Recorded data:
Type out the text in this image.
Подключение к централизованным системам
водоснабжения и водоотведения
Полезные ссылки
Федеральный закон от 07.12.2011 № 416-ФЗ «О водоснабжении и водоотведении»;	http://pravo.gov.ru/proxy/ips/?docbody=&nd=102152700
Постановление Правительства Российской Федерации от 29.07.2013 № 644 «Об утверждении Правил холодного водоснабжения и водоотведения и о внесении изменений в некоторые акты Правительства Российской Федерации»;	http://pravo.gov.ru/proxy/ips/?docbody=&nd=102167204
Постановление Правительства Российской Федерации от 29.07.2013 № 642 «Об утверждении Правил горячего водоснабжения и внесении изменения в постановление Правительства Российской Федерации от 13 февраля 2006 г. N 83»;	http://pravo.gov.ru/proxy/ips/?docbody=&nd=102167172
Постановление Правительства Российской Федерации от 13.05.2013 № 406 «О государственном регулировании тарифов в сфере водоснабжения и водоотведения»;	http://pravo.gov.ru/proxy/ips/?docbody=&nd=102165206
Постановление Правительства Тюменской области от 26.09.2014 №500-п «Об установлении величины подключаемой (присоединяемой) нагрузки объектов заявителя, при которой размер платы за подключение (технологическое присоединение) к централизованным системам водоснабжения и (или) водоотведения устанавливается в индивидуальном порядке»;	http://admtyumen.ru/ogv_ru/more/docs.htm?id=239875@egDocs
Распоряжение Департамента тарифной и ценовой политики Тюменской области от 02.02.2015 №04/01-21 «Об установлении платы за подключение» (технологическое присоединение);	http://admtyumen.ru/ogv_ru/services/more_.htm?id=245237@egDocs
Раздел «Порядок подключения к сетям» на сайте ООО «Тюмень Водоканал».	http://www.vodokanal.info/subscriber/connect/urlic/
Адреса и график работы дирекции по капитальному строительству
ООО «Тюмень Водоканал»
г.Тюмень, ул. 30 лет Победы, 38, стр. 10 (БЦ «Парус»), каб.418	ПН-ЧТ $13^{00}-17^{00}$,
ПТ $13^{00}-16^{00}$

* INSTRUCTIONS FOR THE TASK *
Select and copy every line of the material that holds the string "водоснабжения".

* PROBLEM SOLUTION *
водоснабжения и водоотведения
Постановление Правительства Российской Федерации от 29.07.2013 № 644 «Об утверждении Правил холодного водоснабжения и водоотведения и о внесении изменений в некоторые акты Правительства Российской Федерации»;	http://pravo.gov.ru/proxy/ips/?docbody=&nd=102167204
Постановление Правительства Российской Федерации от 29.07.2013 № 642 «Об утверждении Правил горячего водоснабжения и внесении изменения в постановление Правительства Российской Федерации от 13 февраля 2006 г. N 83»;	http://pravo.gov.ru/proxy/ips/?docbody=&nd=102167172
Постановление Правительства Российской Федерации от 13.05.2013 № 406 «О государственном регулировании тарифов в сфере водоснабжения и водоотведения»;	http://pravo.gov.ru/proxy/ips/?docbody=&nd=102165206
Постановление Правительства Тюменской области от 26.09.2014 №500-п «Об установлении величины подключаемой (присоединяемой) нагрузки объектов заявителя, при которой размер платы за подключение (технологическое присоединение) к централизованным системам водоснабжения и (или) водоотведения устанавливается в индивидуальном порядке»;	http://admtyumen.ru/ogv_ru/more/docs.htm?id=239875@egDocs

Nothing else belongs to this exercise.